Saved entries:

-- start --

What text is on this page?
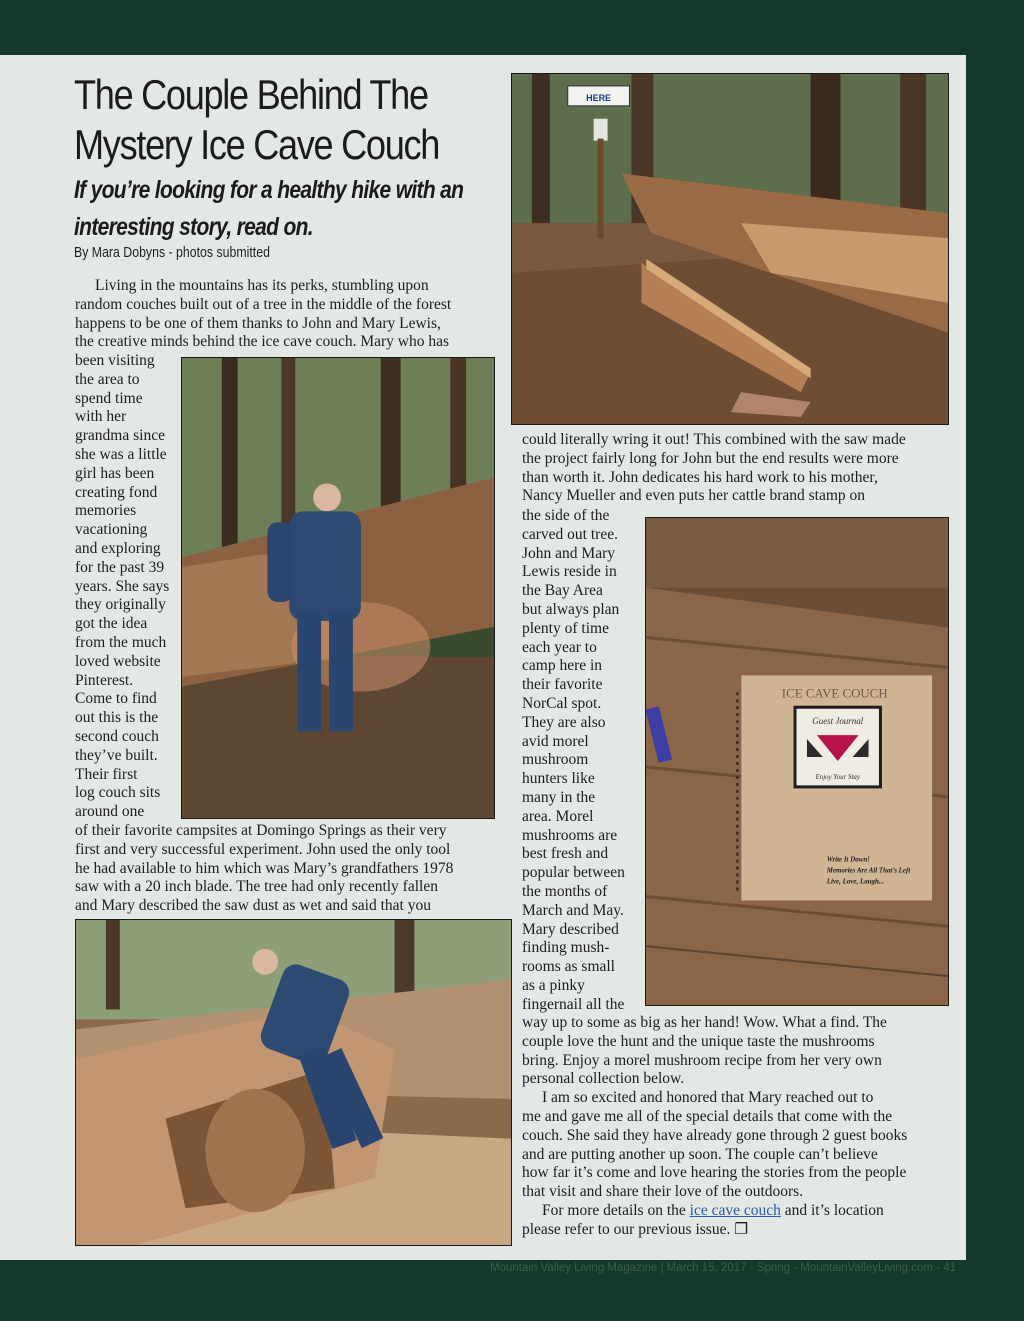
The Couple Behind The
Mystery Ice Cave Couch
If you’re looking for a healthy hike with an
interesting story, read on.
By Mara Dobyns - photos submitted
Living in the mountains has its perks, stumbling upon
random couches built out of a tree in the middle of the forest
happens to be one of them thanks to John and Mary Lewis,
the creative minds behind the ice cave couch. Mary who has
been visiting
the area to
spend time
with her
grandma since
she was a little
girl has been
creating fond
memories
vacationing
and exploring
for the past 39
years. She says
they originally
got the idea
from the much
loved website
Pinterest.
Come to find
out this is the
second couch
they’ve built.
Their first
log couch sits
around one
of their favorite campsites at Domingo Springs as their very
first and very successful experiment. John used the only tool
he had available to him which was Mary’s grandfathers 1978
saw with a 20 inch blade. The tree had only recently fallen
and Mary described the saw dust as wet and said that you
could literally wring it out! This combined with the saw made
the project fairly long for John but the end results were more
than worth it. John dedicates his hard work to his mother,
Nancy Mueller and even puts her cattle brand stamp on
the side of the
carved out tree.
John and Mary
Lewis reside in
the Bay Area
but always plan
plenty of time
each year to
camp here in
their favorite
NorCal spot.
They are also
avid morel
mushroom
hunters like
many in the
area. Morel
mushrooms are
best fresh and
popular between
the months of
March and May.
Mary described
finding mush-
rooms as small
as a pinky
fingernail all the
way up to some as big as her hand! Wow. What a find. The
couple love the hunt and the unique taste the mushrooms
bring. Enjoy a morel mushroom recipe from her very own
personal collection below.
I am so excited and honored that Mary reached out to
me and gave me all of the special details that come with the
couch. She said they have already gone through 2 guest books
and are putting another up soon. The couple can’t believe
how far it’s come and love hearing the stories from the people
that visit and share their love of the outdoors.
For more details on the ice cave couch and it’s location
please refer to our previous issue. ❐
HERE
ICE CAVE COUCH
Guest Journal
Enjoy Your Stay
Write It Down!
Memories Are All That’s Left
Live, Love, Laugh...
Mountain Valley Living Magazine | March 15, 2017 - Spring - MountainValleyLiving.com - 41
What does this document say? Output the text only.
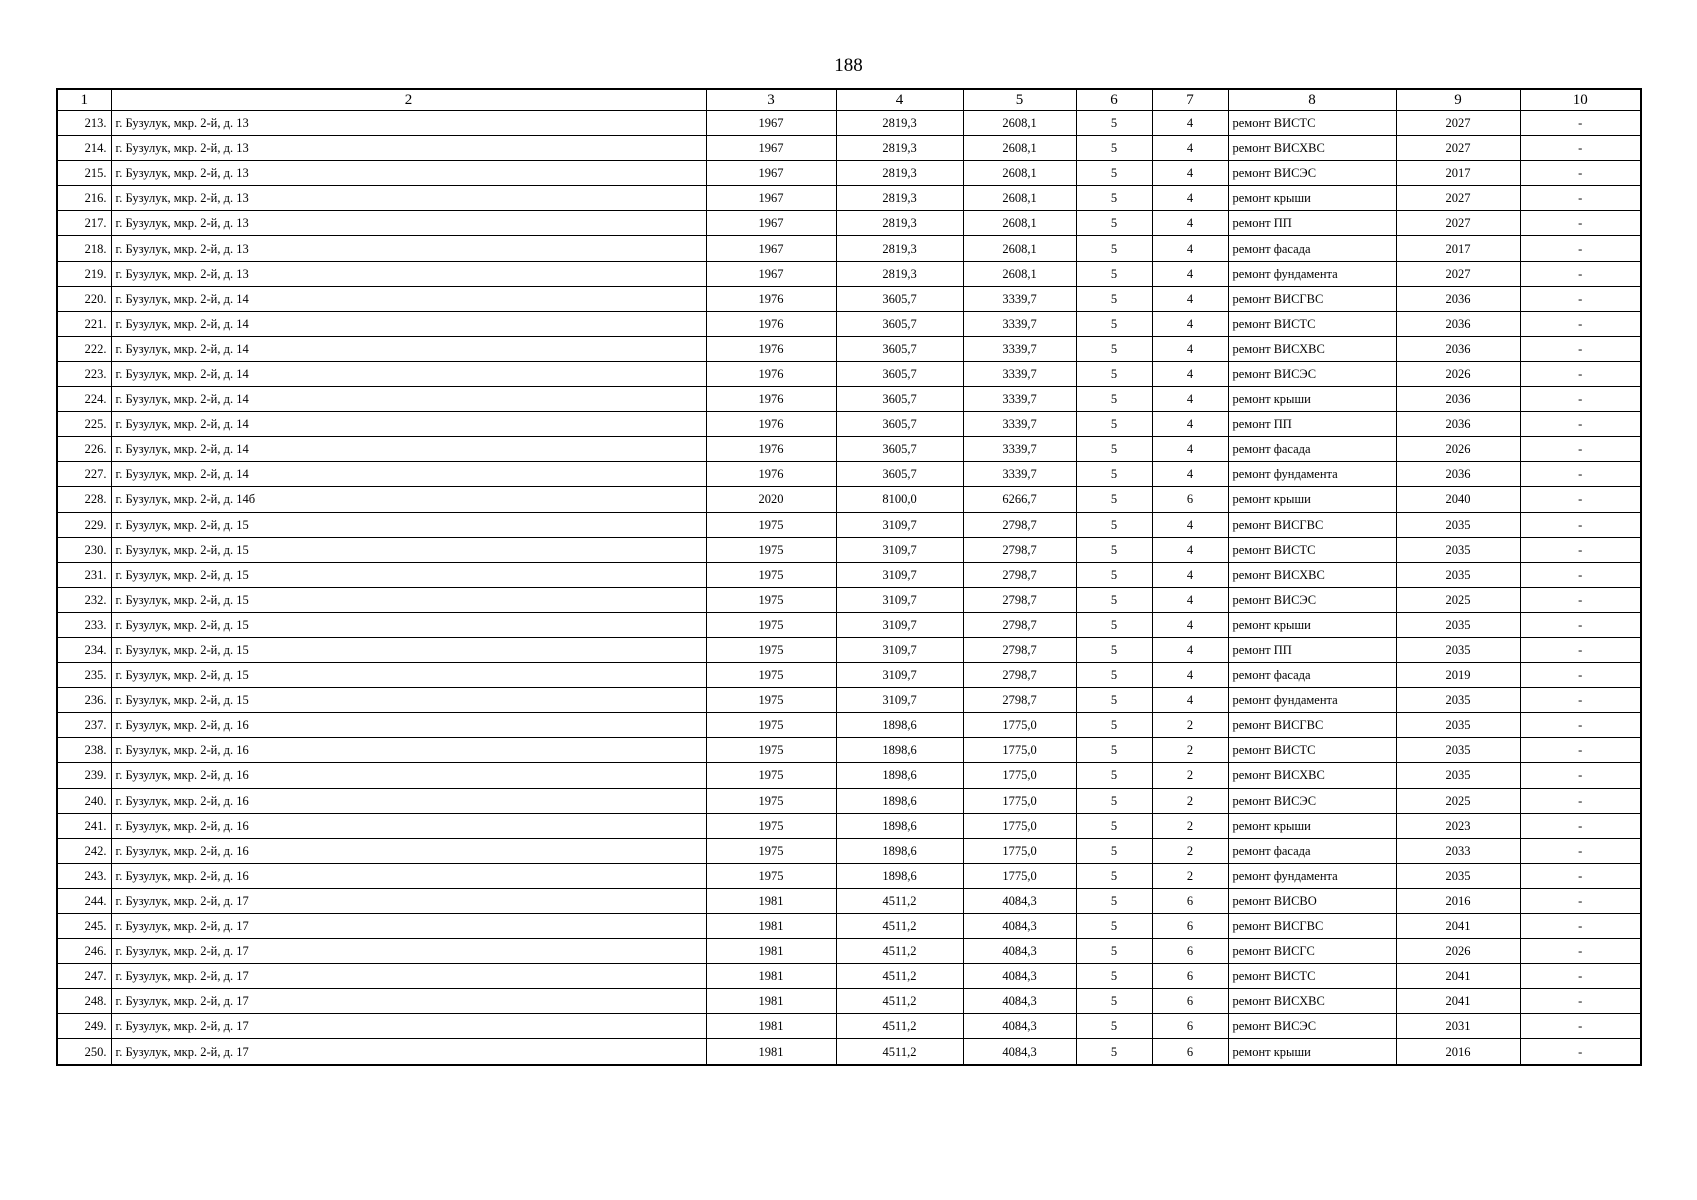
188
1	2	3	4	5	6	7	8	9	10
213.	г. Бузулук, мкр. 2-й, д. 13	1967	2819,3	2608,1	5	4	ремонт ВИСТС	2027	-
214.	г. Бузулук, мкр. 2-й, д. 13	1967	2819,3	2608,1	5	4	ремонт ВИСХВС	2027	-
215.	г. Бузулук, мкр. 2-й, д. 13	1967	2819,3	2608,1	5	4	ремонт ВИСЭС	2017	-
216.	г. Бузулук, мкр. 2-й, д. 13	1967	2819,3	2608,1	5	4	ремонт крыши	2027	-
217.	г. Бузулук, мкр. 2-й, д. 13	1967	2819,3	2608,1	5	4	ремонт ПП	2027	-
218.	г. Бузулук, мкр. 2-й, д. 13	1967	2819,3	2608,1	5	4	ремонт фасада	2017	-
219.	г. Бузулук, мкр. 2-й, д. 13	1967	2819,3	2608,1	5	4	ремонт фундамента	2027	-
220.	г. Бузулук, мкр. 2-й, д. 14	1976	3605,7	3339,7	5	4	ремонт ВИСГВС	2036	-
221.	г. Бузулук, мкр. 2-й, д. 14	1976	3605,7	3339,7	5	4	ремонт ВИСТС	2036	-
222.	г. Бузулук, мкр. 2-й, д. 14	1976	3605,7	3339,7	5	4	ремонт ВИСХВС	2036	-
223.	г. Бузулук, мкр. 2-й, д. 14	1976	3605,7	3339,7	5	4	ремонт ВИСЭС	2026	-
224.	г. Бузулук, мкр. 2-й, д. 14	1976	3605,7	3339,7	5	4	ремонт крыши	2036	-
225.	г. Бузулук, мкр. 2-й, д. 14	1976	3605,7	3339,7	5	4	ремонт ПП	2036	-
226.	г. Бузулук, мкр. 2-й, д. 14	1976	3605,7	3339,7	5	4	ремонт фасада	2026	-
227.	г. Бузулук, мкр. 2-й, д. 14	1976	3605,7	3339,7	5	4	ремонт фундамента	2036	-
228.	г. Бузулук, мкр. 2-й, д. 14б	2020	8100,0	6266,7	5	6	ремонт крыши	2040	-
229.	г. Бузулук, мкр. 2-й, д. 15	1975	3109,7	2798,7	5	4	ремонт ВИСГВС	2035	-
230.	г. Бузулук, мкр. 2-й, д. 15	1975	3109,7	2798,7	5	4	ремонт ВИСТС	2035	-
231.	г. Бузулук, мкр. 2-й, д. 15	1975	3109,7	2798,7	5	4	ремонт ВИСХВС	2035	-
232.	г. Бузулук, мкр. 2-й, д. 15	1975	3109,7	2798,7	5	4	ремонт ВИСЭС	2025	-
233.	г. Бузулук, мкр. 2-й, д. 15	1975	3109,7	2798,7	5	4	ремонт крыши	2035	-
234.	г. Бузулук, мкр. 2-й, д. 15	1975	3109,7	2798,7	5	4	ремонт ПП	2035	-
235.	г. Бузулук, мкр. 2-й, д. 15	1975	3109,7	2798,7	5	4	ремонт фасада	2019	-
236.	г. Бузулук, мкр. 2-й, д. 15	1975	3109,7	2798,7	5	4	ремонт фундамента	2035	-
237.	г. Бузулук, мкр. 2-й, д. 16	1975	1898,6	1775,0	5	2	ремонт ВИСГВС	2035	-
238.	г. Бузулук, мкр. 2-й, д. 16	1975	1898,6	1775,0	5	2	ремонт ВИСТС	2035	-
239.	г. Бузулук, мкр. 2-й, д. 16	1975	1898,6	1775,0	5	2	ремонт ВИСХВС	2035	-
240.	г. Бузулук, мкр. 2-й, д. 16	1975	1898,6	1775,0	5	2	ремонт ВИСЭС	2025	-
241.	г. Бузулук, мкр. 2-й, д. 16	1975	1898,6	1775,0	5	2	ремонт крыши	2023	-
242.	г. Бузулук, мкр. 2-й, д. 16	1975	1898,6	1775,0	5	2	ремонт фасада	2033	-
243.	г. Бузулук, мкр. 2-й, д. 16	1975	1898,6	1775,0	5	2	ремонт фундамента	2035	-
244.	г. Бузулук, мкр. 2-й, д. 17	1981	4511,2	4084,3	5	6	ремонт ВИСВО	2016	-
245.	г. Бузулук, мкр. 2-й, д. 17	1981	4511,2	4084,3	5	6	ремонт ВИСГВС	2041	-
246.	г. Бузулук, мкр. 2-й, д. 17	1981	4511,2	4084,3	5	6	ремонт ВИСГС	2026	-
247.	г. Бузулук, мкр. 2-й, д. 17	1981	4511,2	4084,3	5	6	ремонт ВИСТС	2041	-
248.	г. Бузулук, мкр. 2-й, д. 17	1981	4511,2	4084,3	5	6	ремонт ВИСХВС	2041	-
249.	г. Бузулук, мкр. 2-й, д. 17	1981	4511,2	4084,3	5	6	ремонт ВИСЭС	2031	-
250.	г. Бузулук, мкр. 2-й, д. 17	1981	4511,2	4084,3	5	6	ремонт крыши	2016	-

-- end --

**Set exercise:** All preceding records should be duplicated verbatim, images excepted.

**Solution to this problem:**
What text is on this page?
The Couple Behind The
Mystery Ice Cave Couch
If you’re looking for a healthy hike with an
interesting story, read on.
By Mara Dobyns - photos submitted
Living in the mountains has its perks, stumbling upon
random couches built out of a tree in the middle of the forest
happens to be one of them thanks to John and Mary Lewis,
the creative minds behind the ice cave couch. Mary who has
been visiting
the area to
spend time
with her
grandma since
she was a little
girl has been
creating fond
memories
vacationing
and exploring
for the past 39
years. She says
they originally
got the idea
from the much
loved website
Pinterest.
Come to find
out this is the
second couch
they’ve built.
Their first
log couch sits
around one
of their favorite campsites at Domingo Springs as their very
first and very successful experiment. John used the only tool
he had available to him which was Mary’s grandfathers 1978
saw with a 20 inch blade. The tree had only recently fallen
and Mary described the saw dust as wet and said that you
could literally wring it out! This combined with the saw made
the project fairly long for John but the end results were more
than worth it. John dedicates his hard work to his mother,
Nancy Mueller and even puts her cattle brand stamp on
the side of the
carved out tree.
John and Mary
Lewis reside in
the Bay Area
but always plan
plenty of time
each year to
camp here in
their favorite
NorCal spot.
They are also
avid morel
mushroom
hunters like
many in the
area. Morel
mushrooms are
best fresh and
popular between
the months of
March and May.
Mary described
finding mush-
rooms as small
as a pinky
fingernail all the
way up to some as big as her hand! Wow. What a find. The
couple love the hunt and the unique taste the mushrooms
bring. Enjoy a morel mushroom recipe from her very own
personal collection below.
I am so excited and honored that Mary reached out to
me and gave me all of the special details that come with the
couch. She said they have already gone through 2 guest books
and are putting another up soon. The couple can’t believe
how far it’s come and love hearing the stories from the people
that visit and share their love of the outdoors.
For more details on the ice cave couch and it’s location
please refer to our previous issue. ❐
HERE
ICE CAVE COUCH
Guest Journal
Enjoy Your Stay
Write It Down!
Memories Are All That’s Left
Live, Love, Laugh...
Mountain Valley Living Magazine | March 15, 2017 - Spring - MountainValleyLiving.com - 41
What does this document say? Output the text only.
188
1	2	3	4	5	6	7	8	9	10
213.	г. Бузулук, мкр. 2-й, д. 13	1967	2819,3	2608,1	5	4	ремонт ВИСТС	2027	-
214.	г. Бузулук, мкр. 2-й, д. 13	1967	2819,3	2608,1	5	4	ремонт ВИСХВС	2027	-
215.	г. Бузулук, мкр. 2-й, д. 13	1967	2819,3	2608,1	5	4	ремонт ВИСЭС	2017	-
216.	г. Бузулук, мкр. 2-й, д. 13	1967	2819,3	2608,1	5	4	ремонт крыши	2027	-
217.	г. Бузулук, мкр. 2-й, д. 13	1967	2819,3	2608,1	5	4	ремонт ПП	2027	-
218.	г. Бузулук, мкр. 2-й, д. 13	1967	2819,3	2608,1	5	4	ремонт фасада	2017	-
219.	г. Бузулук, мкр. 2-й, д. 13	1967	2819,3	2608,1	5	4	ремонт фундамента	2027	-
220.	г. Бузулук, мкр. 2-й, д. 14	1976	3605,7	3339,7	5	4	ремонт ВИСГВС	2036	-
221.	г. Бузулук, мкр. 2-й, д. 14	1976	3605,7	3339,7	5	4	ремонт ВИСТС	2036	-
222.	г. Бузулук, мкр. 2-й, д. 14	1976	3605,7	3339,7	5	4	ремонт ВИСХВС	2036	-
223.	г. Бузулук, мкр. 2-й, д. 14	1976	3605,7	3339,7	5	4	ремонт ВИСЭС	2026	-
224.	г. Бузулук, мкр. 2-й, д. 14	1976	3605,7	3339,7	5	4	ремонт крыши	2036	-
225.	г. Бузулук, мкр. 2-й, д. 14	1976	3605,7	3339,7	5	4	ремонт ПП	2036	-
226.	г. Бузулук, мкр. 2-й, д. 14	1976	3605,7	3339,7	5	4	ремонт фасада	2026	-
227.	г. Бузулук, мкр. 2-й, д. 14	1976	3605,7	3339,7	5	4	ремонт фундамента	2036	-
228.	г. Бузулук, мкр. 2-й, д. 14б	2020	8100,0	6266,7	5	6	ремонт крыши	2040	-
229.	г. Бузулук, мкр. 2-й, д. 15	1975	3109,7	2798,7	5	4	ремонт ВИСГВС	2035	-
230.	г. Бузулук, мкр. 2-й, д. 15	1975	3109,7	2798,7	5	4	ремонт ВИСТС	2035	-
231.	г. Бузулук, мкр. 2-й, д. 15	1975	3109,7	2798,7	5	4	ремонт ВИСХВС	2035	-
232.	г. Бузулук, мкр. 2-й, д. 15	1975	3109,7	2798,7	5	4	ремонт ВИСЭС	2025	-
233.	г. Бузулук, мкр. 2-й, д. 15	1975	3109,7	2798,7	5	4	ремонт крыши	2035	-
234.	г. Бузулук, мкр. 2-й, д. 15	1975	3109,7	2798,7	5	4	ремонт ПП	2035	-
235.	г. Бузулук, мкр. 2-й, д. 15	1975	3109,7	2798,7	5	4	ремонт фасада	2019	-
236.	г. Бузулук, мкр. 2-й, д. 15	1975	3109,7	2798,7	5	4	ремонт фундамента	2035	-
237.	г. Бузулук, мкр. 2-й, д. 16	1975	1898,6	1775,0	5	2	ремонт ВИСГВС	2035	-
238.	г. Бузулук, мкр. 2-й, д. 16	1975	1898,6	1775,0	5	2	ремонт ВИСТС	2035	-
239.	г. Бузулук, мкр. 2-й, д. 16	1975	1898,6	1775,0	5	2	ремонт ВИСХВС	2035	-
240.	г. Бузулук, мкр. 2-й, д. 16	1975	1898,6	1775,0	5	2	ремонт ВИСЭС	2025	-
241.	г. Бузулук, мкр. 2-й, д. 16	1975	1898,6	1775,0	5	2	ремонт крыши	2023	-
242.	г. Бузулук, мкр. 2-й, д. 16	1975	1898,6	1775,0	5	2	ремонт фасада	2033	-
243.	г. Бузулук, мкр. 2-й, д. 16	1975	1898,6	1775,0	5	2	ремонт фундамента	2035	-
244.	г. Бузулук, мкр. 2-й, д. 17	1981	4511,2	4084,3	5	6	ремонт ВИСВО	2016	-
245.	г. Бузулук, мкр. 2-й, д. 17	1981	4511,2	4084,3	5	6	ремонт ВИСГВС	2041	-
246.	г. Бузулук, мкр. 2-й, д. 17	1981	4511,2	4084,3	5	6	ремонт ВИСГС	2026	-
247.	г. Бузулук, мкр. 2-й, д. 17	1981	4511,2	4084,3	5	6	ремонт ВИСТС	2041	-
248.	г. Бузулук, мкр. 2-й, д. 17	1981	4511,2	4084,3	5	6	ремонт ВИСХВС	2041	-
249.	г. Бузулук, мкр. 2-й, д. 17	1981	4511,2	4084,3	5	6	ремонт ВИСЭС	2031	-
250.	г. Бузулук, мкр. 2-й, д. 17	1981	4511,2	4084,3	5	6	ремонт крыши	2016	-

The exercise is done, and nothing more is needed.